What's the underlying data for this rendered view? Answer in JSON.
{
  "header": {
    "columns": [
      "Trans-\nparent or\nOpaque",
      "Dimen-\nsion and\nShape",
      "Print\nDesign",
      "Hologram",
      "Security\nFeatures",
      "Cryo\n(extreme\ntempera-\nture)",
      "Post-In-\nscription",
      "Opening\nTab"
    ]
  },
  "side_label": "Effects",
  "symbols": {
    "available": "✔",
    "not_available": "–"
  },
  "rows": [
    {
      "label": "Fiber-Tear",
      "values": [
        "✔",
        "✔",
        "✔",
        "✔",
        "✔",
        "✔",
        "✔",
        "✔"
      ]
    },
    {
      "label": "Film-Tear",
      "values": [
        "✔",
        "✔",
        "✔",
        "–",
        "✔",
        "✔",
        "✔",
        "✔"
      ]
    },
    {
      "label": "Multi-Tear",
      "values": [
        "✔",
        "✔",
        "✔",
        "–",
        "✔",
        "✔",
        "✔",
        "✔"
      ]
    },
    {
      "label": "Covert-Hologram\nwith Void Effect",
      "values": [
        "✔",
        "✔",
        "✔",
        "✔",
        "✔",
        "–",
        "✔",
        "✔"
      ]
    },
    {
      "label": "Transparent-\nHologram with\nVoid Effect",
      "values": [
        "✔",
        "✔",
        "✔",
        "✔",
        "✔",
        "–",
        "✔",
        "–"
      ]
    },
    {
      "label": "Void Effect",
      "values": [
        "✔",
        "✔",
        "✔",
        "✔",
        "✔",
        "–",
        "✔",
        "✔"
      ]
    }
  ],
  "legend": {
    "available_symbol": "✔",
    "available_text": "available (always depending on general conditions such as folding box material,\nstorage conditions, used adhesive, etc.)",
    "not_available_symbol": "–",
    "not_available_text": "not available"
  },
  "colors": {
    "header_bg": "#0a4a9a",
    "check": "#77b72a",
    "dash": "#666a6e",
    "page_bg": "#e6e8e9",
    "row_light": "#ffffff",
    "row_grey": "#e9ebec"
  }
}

———

== Instructions for the task ==
Write out every record, exactly as written.

== Full output ==
What's the underlying data for this rendered view? Answer in JSON.
{
  "header": {
    "columns": [
      "Trans-\nparent or\nOpaque",
      "Dimen-\nsion and\nShape",
      "Print\nDesign",
      "Hologram",
      "Security\nFeatures",
      "Cryo\n(extreme\ntempera-\nture)",
      "Post-In-\nscription",
      "Opening\nTab"
    ]
  },
  "side_label": "Effects",
  "symbols": {
    "available": "✔",
    "not_available": "–"
  },
  "rows": [
    {
      "label": "Fiber-Tear",
      "values": [
        "✔",
        "✔",
        "✔",
        "✔",
        "✔",
        "✔",
        "✔",
        "✔"
      ]
    },
    {
      "label": "Film-Tear",
      "values": [
        "✔",
        "✔",
        "✔",
        "–",
        "✔",
        "✔",
        "✔",
        "✔"
      ]
    },
    {
      "label": "Multi-Tear",
      "values": [
        "✔",
        "✔",
        "✔",
        "–",
        "✔",
        "✔",
        "✔",
        "✔"
      ]
    },
    {
      "label": "Covert-Hologram\nwith Void Effect",
      "values": [
        "✔",
        "✔",
        "✔",
        "✔",
        "✔",
        "–",
        "✔",
        "✔"
      ]
    },
    {
      "label": "Transparent-\nHologram with\nVoid Effect",
      "values": [
        "✔",
        "✔",
        "✔",
        "✔",
        "✔",
        "–",
        "✔",
        "–"
      ]
    },
    {
      "label": "Void Effect",
      "values": [
        "✔",
        "✔",
        "✔",
        "✔",
        "✔",
        "–",
        "✔",
        "✔"
      ]
    }
  ],
  "legend": {
    "available_symbol": "✔",
    "available_text": "available (always depending on general conditions such as folding box material,\nstorage conditions, used adhesive, etc.)",
    "not_available_symbol": "–",
    "not_available_text": "not available"
  },
  "colors": {
    "header_bg": "#0a4a9a",
    "check": "#77b72a",
    "dash": "#666a6e",
    "page_bg": "#e6e8e9",
    "row_light": "#ffffff",
    "row_grey": "#e9ebec"
  }
}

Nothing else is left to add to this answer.